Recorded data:
____
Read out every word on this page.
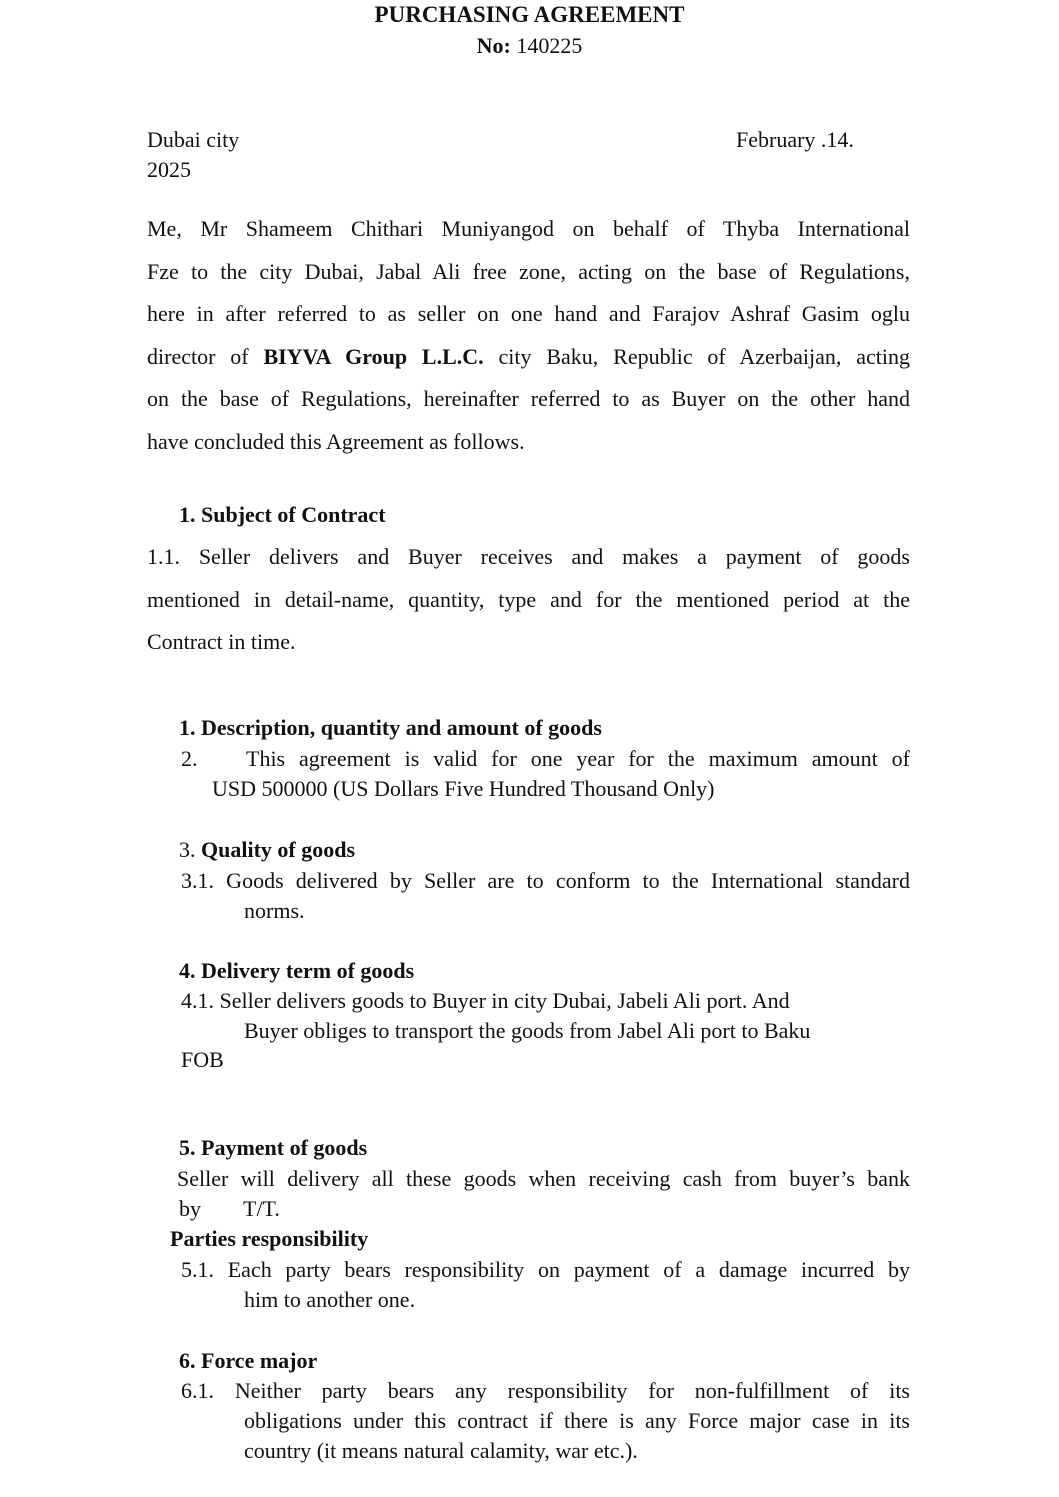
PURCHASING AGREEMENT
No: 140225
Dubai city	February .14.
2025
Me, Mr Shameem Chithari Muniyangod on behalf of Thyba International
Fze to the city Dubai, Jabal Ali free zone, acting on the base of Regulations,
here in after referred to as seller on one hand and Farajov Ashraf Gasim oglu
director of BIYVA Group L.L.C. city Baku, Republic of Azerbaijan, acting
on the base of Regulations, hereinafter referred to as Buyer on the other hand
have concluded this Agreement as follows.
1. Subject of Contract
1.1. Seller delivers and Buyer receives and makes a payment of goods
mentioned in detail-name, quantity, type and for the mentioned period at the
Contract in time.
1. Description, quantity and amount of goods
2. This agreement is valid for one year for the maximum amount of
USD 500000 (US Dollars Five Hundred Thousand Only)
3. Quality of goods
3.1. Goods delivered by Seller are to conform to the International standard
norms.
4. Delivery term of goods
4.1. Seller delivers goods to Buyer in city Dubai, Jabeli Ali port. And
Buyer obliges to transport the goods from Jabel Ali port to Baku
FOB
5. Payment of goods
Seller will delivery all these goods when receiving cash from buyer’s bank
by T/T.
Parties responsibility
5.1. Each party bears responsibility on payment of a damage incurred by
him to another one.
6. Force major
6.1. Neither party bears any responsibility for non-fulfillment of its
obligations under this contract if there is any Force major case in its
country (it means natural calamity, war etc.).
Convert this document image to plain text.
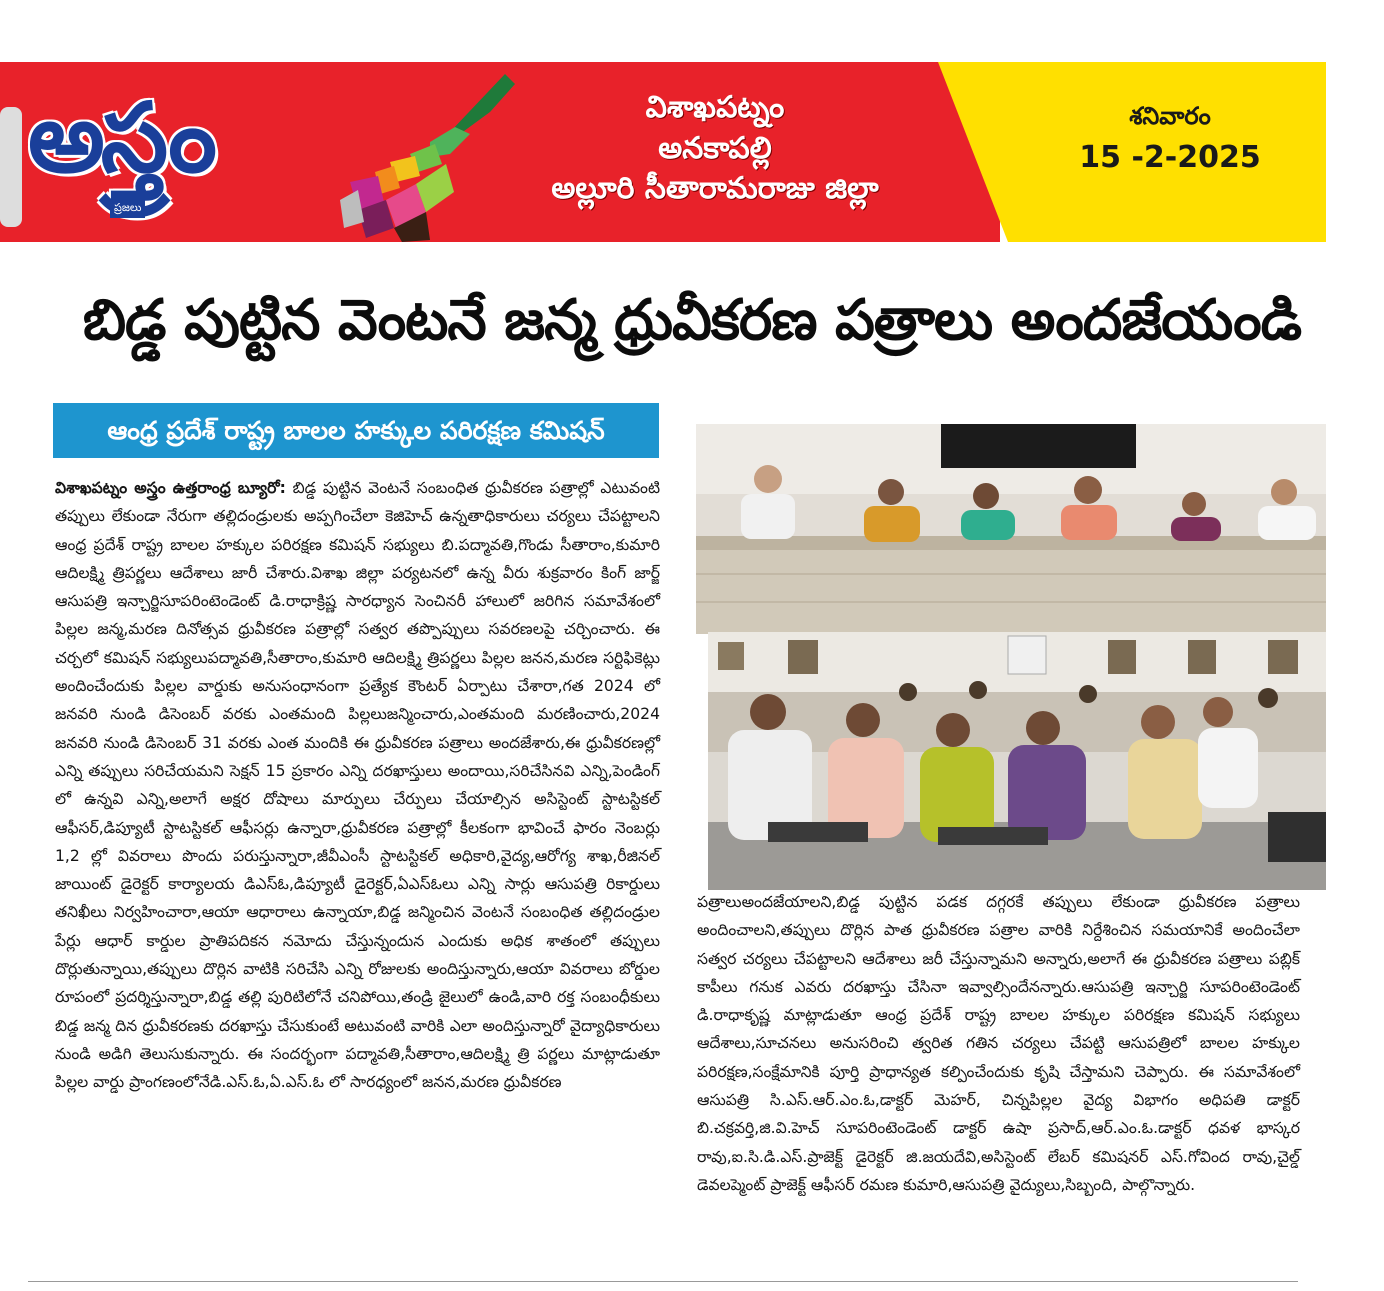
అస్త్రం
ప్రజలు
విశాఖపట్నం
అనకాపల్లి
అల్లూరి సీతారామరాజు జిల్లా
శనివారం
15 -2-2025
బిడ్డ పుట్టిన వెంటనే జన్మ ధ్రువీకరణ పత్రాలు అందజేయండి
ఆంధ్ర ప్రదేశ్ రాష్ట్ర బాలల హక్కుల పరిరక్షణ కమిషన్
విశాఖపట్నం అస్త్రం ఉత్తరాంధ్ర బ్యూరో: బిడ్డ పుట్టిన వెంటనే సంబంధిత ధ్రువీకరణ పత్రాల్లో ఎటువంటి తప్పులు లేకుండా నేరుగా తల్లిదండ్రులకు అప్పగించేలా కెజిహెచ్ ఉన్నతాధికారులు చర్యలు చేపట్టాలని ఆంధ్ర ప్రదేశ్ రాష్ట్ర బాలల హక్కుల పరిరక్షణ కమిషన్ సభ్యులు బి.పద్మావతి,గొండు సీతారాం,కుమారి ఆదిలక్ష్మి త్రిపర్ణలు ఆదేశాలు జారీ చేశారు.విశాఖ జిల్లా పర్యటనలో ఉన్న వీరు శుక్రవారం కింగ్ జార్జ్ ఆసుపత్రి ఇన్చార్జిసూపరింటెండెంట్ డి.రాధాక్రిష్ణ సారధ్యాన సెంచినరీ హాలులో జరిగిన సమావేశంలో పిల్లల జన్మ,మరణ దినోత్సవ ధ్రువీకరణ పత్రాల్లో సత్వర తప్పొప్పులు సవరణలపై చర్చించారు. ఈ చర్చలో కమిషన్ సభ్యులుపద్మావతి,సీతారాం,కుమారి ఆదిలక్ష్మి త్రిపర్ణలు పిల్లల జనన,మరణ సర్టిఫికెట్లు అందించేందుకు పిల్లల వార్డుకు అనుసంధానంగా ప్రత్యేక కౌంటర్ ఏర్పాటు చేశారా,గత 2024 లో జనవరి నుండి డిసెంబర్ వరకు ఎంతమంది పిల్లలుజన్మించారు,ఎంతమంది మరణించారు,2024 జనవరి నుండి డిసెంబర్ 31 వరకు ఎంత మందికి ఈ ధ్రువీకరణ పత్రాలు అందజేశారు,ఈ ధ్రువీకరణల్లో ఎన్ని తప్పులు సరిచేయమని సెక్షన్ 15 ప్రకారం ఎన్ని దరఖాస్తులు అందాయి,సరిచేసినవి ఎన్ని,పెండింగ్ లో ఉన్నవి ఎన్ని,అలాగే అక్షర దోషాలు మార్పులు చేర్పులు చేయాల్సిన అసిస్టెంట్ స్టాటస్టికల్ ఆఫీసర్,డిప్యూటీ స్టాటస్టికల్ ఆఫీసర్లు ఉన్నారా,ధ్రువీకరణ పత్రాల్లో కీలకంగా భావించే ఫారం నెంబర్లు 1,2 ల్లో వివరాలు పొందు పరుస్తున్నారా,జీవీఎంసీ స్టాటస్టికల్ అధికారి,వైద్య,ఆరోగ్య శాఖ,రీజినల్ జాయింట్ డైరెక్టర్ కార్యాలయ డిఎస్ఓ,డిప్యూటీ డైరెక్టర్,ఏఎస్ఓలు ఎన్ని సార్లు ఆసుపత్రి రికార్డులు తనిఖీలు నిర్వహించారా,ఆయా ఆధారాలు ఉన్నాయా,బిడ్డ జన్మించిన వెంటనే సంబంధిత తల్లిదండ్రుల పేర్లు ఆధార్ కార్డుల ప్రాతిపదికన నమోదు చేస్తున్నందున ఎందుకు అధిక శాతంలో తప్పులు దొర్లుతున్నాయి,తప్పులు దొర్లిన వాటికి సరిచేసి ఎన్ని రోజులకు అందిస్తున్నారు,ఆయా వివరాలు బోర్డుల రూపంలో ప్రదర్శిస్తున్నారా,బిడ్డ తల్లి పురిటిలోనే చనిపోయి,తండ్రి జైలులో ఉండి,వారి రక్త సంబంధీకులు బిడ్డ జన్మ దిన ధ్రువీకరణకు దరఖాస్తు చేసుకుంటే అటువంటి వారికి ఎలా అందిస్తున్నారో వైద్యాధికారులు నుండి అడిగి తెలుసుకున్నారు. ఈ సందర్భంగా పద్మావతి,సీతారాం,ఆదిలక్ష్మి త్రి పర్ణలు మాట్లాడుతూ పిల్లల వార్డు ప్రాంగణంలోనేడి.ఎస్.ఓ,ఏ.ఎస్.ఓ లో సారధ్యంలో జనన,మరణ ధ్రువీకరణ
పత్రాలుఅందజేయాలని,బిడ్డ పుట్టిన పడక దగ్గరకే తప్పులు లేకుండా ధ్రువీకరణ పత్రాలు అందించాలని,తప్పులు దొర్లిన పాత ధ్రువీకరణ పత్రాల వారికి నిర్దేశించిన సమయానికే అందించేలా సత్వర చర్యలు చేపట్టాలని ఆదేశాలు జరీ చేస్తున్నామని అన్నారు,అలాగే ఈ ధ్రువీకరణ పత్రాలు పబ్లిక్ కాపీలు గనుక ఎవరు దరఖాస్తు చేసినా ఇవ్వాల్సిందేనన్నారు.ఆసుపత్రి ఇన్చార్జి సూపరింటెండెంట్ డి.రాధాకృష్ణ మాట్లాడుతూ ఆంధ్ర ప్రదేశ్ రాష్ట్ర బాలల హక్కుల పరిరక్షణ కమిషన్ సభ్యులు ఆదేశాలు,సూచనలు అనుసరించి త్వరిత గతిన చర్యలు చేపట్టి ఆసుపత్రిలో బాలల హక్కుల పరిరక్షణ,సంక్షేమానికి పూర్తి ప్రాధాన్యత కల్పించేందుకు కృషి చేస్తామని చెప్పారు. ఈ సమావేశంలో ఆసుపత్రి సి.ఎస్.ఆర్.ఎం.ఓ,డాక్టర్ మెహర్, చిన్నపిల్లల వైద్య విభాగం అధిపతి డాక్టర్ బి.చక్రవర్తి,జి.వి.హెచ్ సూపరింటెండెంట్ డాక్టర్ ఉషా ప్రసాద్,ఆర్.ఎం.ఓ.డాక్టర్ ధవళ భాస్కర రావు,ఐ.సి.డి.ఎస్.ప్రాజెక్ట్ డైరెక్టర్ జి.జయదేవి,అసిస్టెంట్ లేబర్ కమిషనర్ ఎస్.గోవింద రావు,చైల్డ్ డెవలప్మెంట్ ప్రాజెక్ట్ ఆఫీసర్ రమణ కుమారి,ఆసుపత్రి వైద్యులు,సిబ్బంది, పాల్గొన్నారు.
____
Exercise.
What is the number of lines in the records that contain "Regulations"? Give that number only.

Result for this task.
2